Each entry must appear again exactly as it does in the source.

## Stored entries
## BEGIN

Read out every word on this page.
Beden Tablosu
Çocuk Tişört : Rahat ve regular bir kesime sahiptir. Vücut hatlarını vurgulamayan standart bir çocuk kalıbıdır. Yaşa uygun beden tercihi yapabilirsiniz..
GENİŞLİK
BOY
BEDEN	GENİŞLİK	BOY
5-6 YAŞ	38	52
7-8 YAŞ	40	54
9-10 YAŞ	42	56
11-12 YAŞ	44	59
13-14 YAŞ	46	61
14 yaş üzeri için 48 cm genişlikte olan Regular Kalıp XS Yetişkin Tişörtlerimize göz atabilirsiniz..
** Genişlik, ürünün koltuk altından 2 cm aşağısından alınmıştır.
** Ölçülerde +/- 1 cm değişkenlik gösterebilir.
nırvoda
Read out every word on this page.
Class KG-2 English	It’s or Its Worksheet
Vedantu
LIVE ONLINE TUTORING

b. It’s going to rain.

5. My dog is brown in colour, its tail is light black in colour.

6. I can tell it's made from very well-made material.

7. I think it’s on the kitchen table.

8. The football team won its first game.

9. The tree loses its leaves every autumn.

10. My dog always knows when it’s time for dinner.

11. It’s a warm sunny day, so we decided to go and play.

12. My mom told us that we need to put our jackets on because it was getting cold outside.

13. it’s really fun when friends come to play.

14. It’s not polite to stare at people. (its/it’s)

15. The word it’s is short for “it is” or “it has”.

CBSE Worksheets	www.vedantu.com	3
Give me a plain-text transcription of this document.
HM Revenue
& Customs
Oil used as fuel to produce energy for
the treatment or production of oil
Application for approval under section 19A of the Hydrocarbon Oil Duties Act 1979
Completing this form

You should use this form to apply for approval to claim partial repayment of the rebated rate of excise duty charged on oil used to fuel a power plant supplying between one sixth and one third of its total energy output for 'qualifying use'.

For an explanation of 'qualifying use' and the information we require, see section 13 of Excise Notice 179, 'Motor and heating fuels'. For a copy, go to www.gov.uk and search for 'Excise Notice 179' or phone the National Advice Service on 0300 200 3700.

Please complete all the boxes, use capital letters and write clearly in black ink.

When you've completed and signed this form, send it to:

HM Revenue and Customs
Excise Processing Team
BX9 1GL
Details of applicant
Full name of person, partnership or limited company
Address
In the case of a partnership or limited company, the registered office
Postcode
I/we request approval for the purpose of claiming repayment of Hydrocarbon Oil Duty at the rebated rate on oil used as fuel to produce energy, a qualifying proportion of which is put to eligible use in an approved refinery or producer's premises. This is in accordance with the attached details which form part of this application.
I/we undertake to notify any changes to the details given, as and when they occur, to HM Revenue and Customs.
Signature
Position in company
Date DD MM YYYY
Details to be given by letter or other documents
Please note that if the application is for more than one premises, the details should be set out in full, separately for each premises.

## END

## EXERCISE RESULT
Read out every word on this page.
Beden Tablosu
Çocuk Tişört : Rahat ve regular bir kesime sahiptir. Vücut hatlarını vurgulamayan standart bir çocuk kalıbıdır. Yaşa uygun beden tercihi yapabilirsiniz..
GENİŞLİK
BOY
BEDEN	GENİŞLİK	BOY
5-6 YAŞ	38	52
7-8 YAŞ	40	54
9-10 YAŞ	42	56
11-12 YAŞ	44	59
13-14 YAŞ	46	61
14 yaş üzeri için 48 cm genişlikte olan Regular Kalıp XS Yetişkin Tişörtlerimize göz atabilirsiniz..
** Genişlik, ürünün koltuk altından 2 cm aşağısından alınmıştır.
** Ölçülerde +/- 1 cm değişkenlik gösterebilir.
nırvoda
Read out every word on this page.
Class KG-2 English	It’s or Its Worksheet
Vedantu
LIVE ONLINE TUTORING

b. It’s going to rain.

5. My dog is brown in colour, its tail is light black in colour.

6. I can tell it's made from very well-made material.

7. I think it’s on the kitchen table.

8. The football team won its first game.

9. The tree loses its leaves every autumn.

10. My dog always knows when it’s time for dinner.

11. It’s a warm sunny day, so we decided to go and play.

12. My mom told us that we need to put our jackets on because it was getting cold outside.

13. it’s really fun when friends come to play.

14. It’s not polite to stare at people. (its/it’s)

15. The word it’s is short for “it is” or “it has”.

CBSE Worksheets	www.vedantu.com	3
Give me a plain-text transcription of this document.
HM Revenue
& Customs
Oil used as fuel to produce energy for
the treatment or production of oil
Application for approval under section 19A of the Hydrocarbon Oil Duties Act 1979
Completing this form

You should use this form to apply for approval to claim partial repayment of the rebated rate of excise duty charged on oil used to fuel a power plant supplying between one sixth and one third of its total energy output for 'qualifying use'.

For an explanation of 'qualifying use' and the information we require, see section 13 of Excise Notice 179, 'Motor and heating fuels'. For a copy, go to www.gov.uk and search for 'Excise Notice 179' or phone the National Advice Service on 0300 200 3700.

Please complete all the boxes, use capital letters and write clearly in black ink.

When you've completed and signed this form, send it to:

HM Revenue and Customs
Excise Processing Team
BX9 1GL
Details of applicant
Full name of person, partnership or limited company
Address
In the case of a partnership or limited company, the registered office
Postcode
I/we request approval for the purpose of claiming repayment of Hydrocarbon Oil Duty at the rebated rate on oil used as fuel to produce energy, a qualifying proportion of which is put to eligible use in an approved refinery or producer's premises. This is in accordance with the attached details which form part of this application.
I/we undertake to notify any changes to the details given, as and when they occur, to HM Revenue and Customs.
Signature
Position in company
Date DD MM YYYY
Details to be given by letter or other documents
Please note that if the application is for more than one premises, the details should be set out in full, separately for each premises.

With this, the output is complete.